Dataset entries

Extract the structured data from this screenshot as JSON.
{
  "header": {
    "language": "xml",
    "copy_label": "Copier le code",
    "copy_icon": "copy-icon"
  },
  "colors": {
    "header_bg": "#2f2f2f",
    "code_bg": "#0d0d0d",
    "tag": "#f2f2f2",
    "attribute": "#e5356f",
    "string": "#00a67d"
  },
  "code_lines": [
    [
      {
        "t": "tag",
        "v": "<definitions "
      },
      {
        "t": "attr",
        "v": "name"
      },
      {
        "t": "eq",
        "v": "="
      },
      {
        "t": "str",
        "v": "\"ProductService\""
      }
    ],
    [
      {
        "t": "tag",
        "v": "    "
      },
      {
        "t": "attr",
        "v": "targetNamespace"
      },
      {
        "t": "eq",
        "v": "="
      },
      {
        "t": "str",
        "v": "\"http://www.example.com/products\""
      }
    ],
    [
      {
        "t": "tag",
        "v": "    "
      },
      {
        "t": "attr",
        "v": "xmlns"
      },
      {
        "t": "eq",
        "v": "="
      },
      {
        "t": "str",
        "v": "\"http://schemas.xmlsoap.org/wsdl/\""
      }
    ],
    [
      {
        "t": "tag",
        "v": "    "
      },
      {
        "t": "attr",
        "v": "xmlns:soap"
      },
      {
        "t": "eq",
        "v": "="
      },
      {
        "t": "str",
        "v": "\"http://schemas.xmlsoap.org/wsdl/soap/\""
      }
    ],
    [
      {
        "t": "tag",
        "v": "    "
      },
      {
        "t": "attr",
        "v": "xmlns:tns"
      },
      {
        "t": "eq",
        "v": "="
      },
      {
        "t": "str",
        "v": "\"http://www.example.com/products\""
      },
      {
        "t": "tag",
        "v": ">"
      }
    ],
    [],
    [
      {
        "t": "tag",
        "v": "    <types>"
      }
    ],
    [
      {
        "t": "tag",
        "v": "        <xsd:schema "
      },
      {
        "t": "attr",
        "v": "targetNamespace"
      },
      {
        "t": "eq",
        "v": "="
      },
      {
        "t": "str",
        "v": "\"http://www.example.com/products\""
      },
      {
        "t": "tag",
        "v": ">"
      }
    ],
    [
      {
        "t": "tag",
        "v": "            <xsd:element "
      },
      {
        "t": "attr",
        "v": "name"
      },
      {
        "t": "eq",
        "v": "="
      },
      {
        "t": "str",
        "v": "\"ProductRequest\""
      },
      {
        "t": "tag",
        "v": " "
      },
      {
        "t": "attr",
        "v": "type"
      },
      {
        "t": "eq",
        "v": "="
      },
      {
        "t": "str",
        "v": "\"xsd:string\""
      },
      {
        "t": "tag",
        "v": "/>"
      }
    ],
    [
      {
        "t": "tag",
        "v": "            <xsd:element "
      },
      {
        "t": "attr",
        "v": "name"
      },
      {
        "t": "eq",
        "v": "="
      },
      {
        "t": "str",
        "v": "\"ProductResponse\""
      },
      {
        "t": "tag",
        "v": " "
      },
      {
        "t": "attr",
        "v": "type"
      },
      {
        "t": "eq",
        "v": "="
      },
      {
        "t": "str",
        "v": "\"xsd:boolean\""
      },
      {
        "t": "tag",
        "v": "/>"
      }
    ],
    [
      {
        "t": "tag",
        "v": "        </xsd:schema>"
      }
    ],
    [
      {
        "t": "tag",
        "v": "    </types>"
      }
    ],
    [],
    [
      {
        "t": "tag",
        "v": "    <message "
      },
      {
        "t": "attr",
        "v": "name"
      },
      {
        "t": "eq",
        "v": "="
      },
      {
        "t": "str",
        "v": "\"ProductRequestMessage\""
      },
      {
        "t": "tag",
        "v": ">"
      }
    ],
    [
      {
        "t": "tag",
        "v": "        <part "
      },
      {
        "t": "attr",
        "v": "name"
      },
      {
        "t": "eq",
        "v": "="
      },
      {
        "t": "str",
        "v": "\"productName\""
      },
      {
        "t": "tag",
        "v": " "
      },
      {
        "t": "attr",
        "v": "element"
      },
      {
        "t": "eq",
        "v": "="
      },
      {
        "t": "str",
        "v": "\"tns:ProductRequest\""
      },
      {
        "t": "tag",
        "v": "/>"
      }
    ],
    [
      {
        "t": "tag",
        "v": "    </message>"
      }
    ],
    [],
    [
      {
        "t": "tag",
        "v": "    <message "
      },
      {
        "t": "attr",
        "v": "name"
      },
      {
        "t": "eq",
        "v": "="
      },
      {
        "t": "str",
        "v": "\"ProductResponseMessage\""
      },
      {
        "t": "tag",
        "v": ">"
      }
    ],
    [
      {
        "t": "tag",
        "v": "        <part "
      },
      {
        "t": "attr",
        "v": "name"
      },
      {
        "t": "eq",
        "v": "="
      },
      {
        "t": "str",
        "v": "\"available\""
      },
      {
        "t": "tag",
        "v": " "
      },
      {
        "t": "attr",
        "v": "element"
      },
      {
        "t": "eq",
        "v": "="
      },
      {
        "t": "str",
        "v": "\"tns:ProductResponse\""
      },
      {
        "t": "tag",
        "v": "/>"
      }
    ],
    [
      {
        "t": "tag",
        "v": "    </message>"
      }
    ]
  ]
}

__Written exercise__. Extract all lines of the records above that include "xmlsoap".

__Output of the task__.
        "v": "\"http://schemas.xmlsoap.org/wsdl/\""
        "v": "\"http://schemas.xmlsoap.org/wsdl/soap/\""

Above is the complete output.